Your goal>
Could you transcribe the material below exactly, without leaving out a single line?

Figure content listings>

=======

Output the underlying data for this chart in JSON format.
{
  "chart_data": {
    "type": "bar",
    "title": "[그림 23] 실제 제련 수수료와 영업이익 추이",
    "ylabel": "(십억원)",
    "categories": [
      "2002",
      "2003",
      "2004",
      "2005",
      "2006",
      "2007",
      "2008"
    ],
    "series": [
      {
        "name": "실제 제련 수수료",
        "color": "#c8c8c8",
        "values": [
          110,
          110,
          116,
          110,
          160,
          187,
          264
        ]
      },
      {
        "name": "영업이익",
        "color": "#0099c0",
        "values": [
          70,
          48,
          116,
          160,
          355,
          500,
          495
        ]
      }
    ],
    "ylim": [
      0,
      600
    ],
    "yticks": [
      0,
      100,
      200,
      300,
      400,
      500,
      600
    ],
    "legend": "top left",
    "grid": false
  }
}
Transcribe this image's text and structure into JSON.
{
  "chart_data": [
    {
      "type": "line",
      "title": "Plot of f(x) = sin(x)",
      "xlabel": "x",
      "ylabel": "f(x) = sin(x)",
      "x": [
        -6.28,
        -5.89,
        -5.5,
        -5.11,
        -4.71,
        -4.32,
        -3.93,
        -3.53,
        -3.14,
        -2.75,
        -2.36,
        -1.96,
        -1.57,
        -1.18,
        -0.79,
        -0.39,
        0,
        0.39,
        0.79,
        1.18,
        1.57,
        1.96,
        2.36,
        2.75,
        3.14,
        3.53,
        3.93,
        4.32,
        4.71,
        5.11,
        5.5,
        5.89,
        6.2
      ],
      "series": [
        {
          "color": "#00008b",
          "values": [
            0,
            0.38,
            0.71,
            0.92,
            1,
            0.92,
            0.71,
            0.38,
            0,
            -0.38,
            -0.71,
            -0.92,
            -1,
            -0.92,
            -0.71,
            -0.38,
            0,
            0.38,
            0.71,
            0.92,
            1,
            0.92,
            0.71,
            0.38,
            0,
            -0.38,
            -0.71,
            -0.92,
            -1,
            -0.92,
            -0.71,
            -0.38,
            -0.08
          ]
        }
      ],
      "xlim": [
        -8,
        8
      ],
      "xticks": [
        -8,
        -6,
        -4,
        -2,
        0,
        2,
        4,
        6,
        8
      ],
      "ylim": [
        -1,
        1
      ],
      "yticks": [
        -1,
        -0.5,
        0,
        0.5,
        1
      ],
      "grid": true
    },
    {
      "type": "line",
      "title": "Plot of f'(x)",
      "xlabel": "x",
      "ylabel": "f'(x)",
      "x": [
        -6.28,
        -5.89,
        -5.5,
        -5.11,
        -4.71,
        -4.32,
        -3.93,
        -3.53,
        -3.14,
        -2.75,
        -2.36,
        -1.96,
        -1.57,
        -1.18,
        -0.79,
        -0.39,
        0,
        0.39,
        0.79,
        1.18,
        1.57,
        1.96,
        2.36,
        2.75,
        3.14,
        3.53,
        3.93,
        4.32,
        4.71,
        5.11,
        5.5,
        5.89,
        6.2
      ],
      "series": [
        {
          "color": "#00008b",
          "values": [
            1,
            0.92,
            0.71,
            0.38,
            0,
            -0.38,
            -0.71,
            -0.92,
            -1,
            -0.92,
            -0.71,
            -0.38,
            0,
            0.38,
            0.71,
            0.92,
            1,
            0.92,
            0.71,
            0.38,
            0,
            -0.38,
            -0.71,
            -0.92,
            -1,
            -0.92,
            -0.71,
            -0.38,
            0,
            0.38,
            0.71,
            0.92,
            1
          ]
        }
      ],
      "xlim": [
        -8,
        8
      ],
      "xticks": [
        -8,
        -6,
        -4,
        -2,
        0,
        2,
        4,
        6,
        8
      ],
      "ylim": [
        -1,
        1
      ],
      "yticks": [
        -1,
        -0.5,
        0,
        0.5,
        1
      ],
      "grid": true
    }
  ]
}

=======

Answer below>
Output the underlying data for this chart in JSON format.
{
  "chart_data": {
    "type": "bar",
    "title": "[그림 23] 실제 제련 수수료와 영업이익 추이",
    "ylabel": "(십억원)",
    "categories": [
      "2002",
      "2003",
      "2004",
      "2005",
      "2006",
      "2007",
      "2008"
    ],
    "series": [
      {
        "name": "실제 제련 수수료",
        "color": "#c8c8c8",
        "values": [
          110,
          110,
          116,
          110,
          160,
          187,
          264
        ]
      },
      {
        "name": "영업이익",
        "color": "#0099c0",
        "values": [
          70,
          48,
          116,
          160,
          355,
          500,
          495
        ]
      }
    ],
    "ylim": [
      0,
      600
    ],
    "yticks": [
      0,
      100,
      200,
      300,
      400,
      500,
      600
    ],
    "legend": "top left",
    "grid": false
  }
}
Transcribe this image's text and structure into JSON.
{
  "chart_data": [
    {
      "type": "line",
      "title": "Plot of f(x) = sin(x)",
      "xlabel": "x",
      "ylabel": "f(x) = sin(x)",
      "x": [
        -6.28,
        -5.89,
        -5.5,
        -5.11,
        -4.71,
        -4.32,
        -3.93,
        -3.53,
        -3.14,
        -2.75,
        -2.36,
        -1.96,
        -1.57,
        -1.18,
        -0.79,
        -0.39,
        0,
        0.39,
        0.79,
        1.18,
        1.57,
        1.96,
        2.36,
        2.75,
        3.14,
        3.53,
        3.93,
        4.32,
        4.71,
        5.11,
        5.5,
        5.89,
        6.2
      ],
      "series": [
        {
          "color": "#00008b",
          "values": [
            0,
            0.38,
            0.71,
            0.92,
            1,
            0.92,
            0.71,
            0.38,
            0,
            -0.38,
            -0.71,
            -0.92,
            -1,
            -0.92,
            -0.71,
            -0.38,
            0,
            0.38,
            0.71,
            0.92,
            1,
            0.92,
            0.71,
            0.38,
            0,
            -0.38,
            -0.71,
            -0.92,
            -1,
            -0.92,
            -0.71,
            -0.38,
            -0.08
          ]
        }
      ],
      "xlim": [
        -8,
        8
      ],
      "xticks": [
        -8,
        -6,
        -4,
        -2,
        0,
        2,
        4,
        6,
        8
      ],
      "ylim": [
        -1,
        1
      ],
      "yticks": [
        -1,
        -0.5,
        0,
        0.5,
        1
      ],
      "grid": true
    },
    {
      "type": "line",
      "title": "Plot of f'(x)",
      "xlabel": "x",
      "ylabel": "f'(x)",
      "x": [
        -6.28,
        -5.89,
        -5.5,
        -5.11,
        -4.71,
        -4.32,
        -3.93,
        -3.53,
        -3.14,
        -2.75,
        -2.36,
        -1.96,
        -1.57,
        -1.18,
        -0.79,
        -0.39,
        0,
        0.39,
        0.79,
        1.18,
        1.57,
        1.96,
        2.36,
        2.75,
        3.14,
        3.53,
        3.93,
        4.32,
        4.71,
        5.11,
        5.5,
        5.89,
        6.2
      ],
      "series": [
        {
          "color": "#00008b",
          "values": [
            1,
            0.92,
            0.71,
            0.38,
            0,
            -0.38,
            -0.71,
            -0.92,
            -1,
            -0.92,
            -0.71,
            -0.38,
            0,
            0.38,
            0.71,
            0.92,
            1,
            0.92,
            0.71,
            0.38,
            0,
            -0.38,
            -0.71,
            -0.92,
            -1,
            -0.92,
            -0.71,
            -0.38,
            0,
            0.38,
            0.71,
            0.92,
            1
          ]
        }
      ],
      "xlim": [
        -8,
        8
      ],
      "xticks": [
        -8,
        -6,
        -4,
        -2,
        0,
        2,
        4,
        6,
        8
      ],
      "ylim": [
        -1,
        1
      ],
      "yticks": [
        -1,
        -0.5,
        0,
        0.5,
        1
      ],
      "grid": true
    }
  ]
}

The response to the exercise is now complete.